- _REQUIREMENT_
Omit any picture, and return the remaining data exactly as written.

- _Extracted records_
=======
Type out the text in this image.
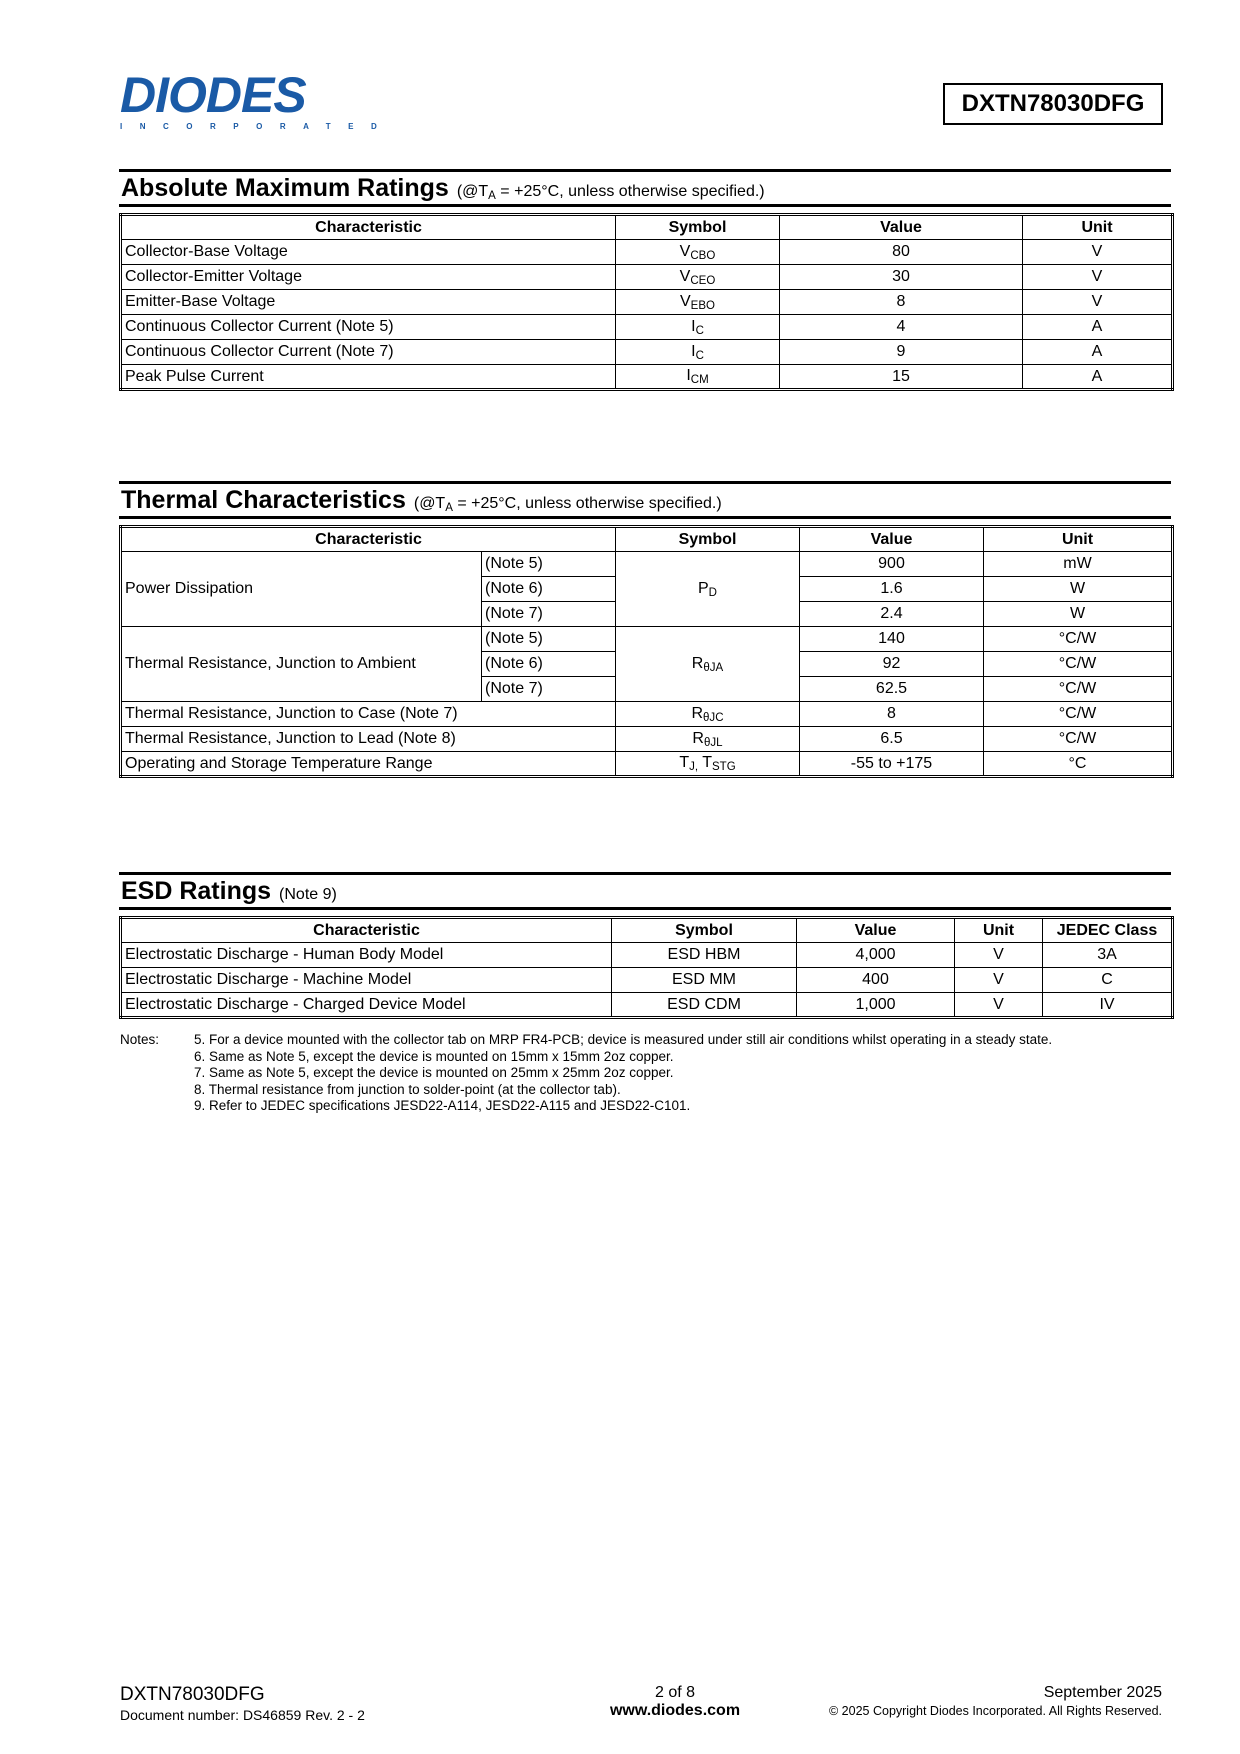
DIODES
INCORPORATED
DXTN78030DFG
Absolute Maximum Ratings ($@T_A = +25^\circ C$, unless otherwise specified.)
Characteristic	Symbol	Value	Unit
Collector-Base Voltage	$V_{CBO}$	80	V
Collector-Emitter Voltage	$V_{CEO}$	30	V
Emitter-Base Voltage	$V_{EBO}$	8	V
Continuous Collector Current (Note 5)	$I_C$	4	A
Continuous Collector Current (Note 7)	$I_C$	9	A
Peak Pulse Current	$I_{CM}$	15	A
Thermal Characteristics ($@T_A = +25^\circ C$, unless otherwise specified.)
Characteristic		Symbol	Value	Unit
Power Dissipation	(Note 5)	$P_D$	900	mW
	(Note 6)		1.6	W
	(Note 7)		2.4	W
Thermal Resistance, Junction to Ambient	(Note 5)	$R_{\theta JA}$	140	°C/W
	(Note 6)		92	°C/W
	(Note 7)		62.5	°C/W
Thermal Resistance, Junction to Case (Note 7)		$R_{\theta JC}$	8	°C/W
Thermal Resistance, Junction to Lead (Note 8)		$R_{\theta JL}$	6.5	°C/W
Operating and Storage Temperature Range		$T_{J,}$ $T_{STG}$	-55 to +175	°C
ESD Ratings (Note 9)
Characteristic	Symbol	Value	Unit	JEDEC Class
Electrostatic Discharge - Human Body Model	ESD HBM	4,000	V	3A
Electrostatic Discharge - Machine Model	ESD MM	400	V	C
Electrostatic Discharge - Charged Device Model	ESD CDM	1,000	V	IV
Notes:	5. For a device mounted with the collector tab on MRP FR4-PCB; device is measured under still air conditions whilst operating in a steady state.
6. Same as Note 5, except the device is mounted on 15mm x 15mm 2oz copper.
7. Same as Note 5, except the device is mounted on 25mm x 25mm 2oz copper.
8. Thermal resistance from junction to solder-point (at the collector tab).
9. Refer to JEDEC specifications JESD22-A114, JESD22-A115 and JESD22-C101.
DXTN78030DFG
Document number: DS46859 Rev. 2 - 2
2 of 8
www.diodes.com
September 2025
© 2025 Copyright Diodes Incorporated. All Rights Reserved.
=======
- _RESULT_
Type out the text in this image.
DIODES
INCORPORATED
DXTN78030DFG
Absolute Maximum Ratings ($@T_A = +25^\circ C$, unless otherwise specified.)
Characteristic	Symbol	Value	Unit
Collector-Base Voltage	$V_{CBO}$	80	V
Collector-Emitter Voltage	$V_{CEO}$	30	V
Emitter-Base Voltage	$V_{EBO}$	8	V
Continuous Collector Current (Note 5)	$I_C$	4	A
Continuous Collector Current (Note 7)	$I_C$	9	A
Peak Pulse Current	$I_{CM}$	15	A
Thermal Characteristics ($@T_A = +25^\circ C$, unless otherwise specified.)
Characteristic		Symbol	Value	Unit
Power Dissipation	(Note 5)	$P_D$	900	mW
	(Note 6)		1.6	W
	(Note 7)		2.4	W
Thermal Resistance, Junction to Ambient	(Note 5)	$R_{\theta JA}$	140	°C/W
	(Note 6)		92	°C/W
	(Note 7)		62.5	°C/W
Thermal Resistance, Junction to Case (Note 7)		$R_{\theta JC}$	8	°C/W
Thermal Resistance, Junction to Lead (Note 8)		$R_{\theta JL}$	6.5	°C/W
Operating and Storage Temperature Range		$T_{J,}$ $T_{STG}$	-55 to +175	°C
ESD Ratings (Note 9)
Characteristic	Symbol	Value	Unit	JEDEC Class
Electrostatic Discharge - Human Body Model	ESD HBM	4,000	V	3A
Electrostatic Discharge - Machine Model	ESD MM	400	V	C
Electrostatic Discharge - Charged Device Model	ESD CDM	1,000	V	IV
Notes:	5. For a device mounted with the collector tab on MRP FR4-PCB; device is measured under still air conditions whilst operating in a steady state.
6. Same as Note 5, except the device is mounted on 15mm x 15mm 2oz copper.
7. Same as Note 5, except the device is mounted on 25mm x 25mm 2oz copper.
8. Thermal resistance from junction to solder-point (at the collector tab).
9. Refer to JEDEC specifications JESD22-A114, JESD22-A115 and JESD22-C101.
DXTN78030DFG
Document number: DS46859 Rev. 2 - 2
2 of 8
www.diodes.com
September 2025
© 2025 Copyright Diodes Incorporated. All Rights Reserved.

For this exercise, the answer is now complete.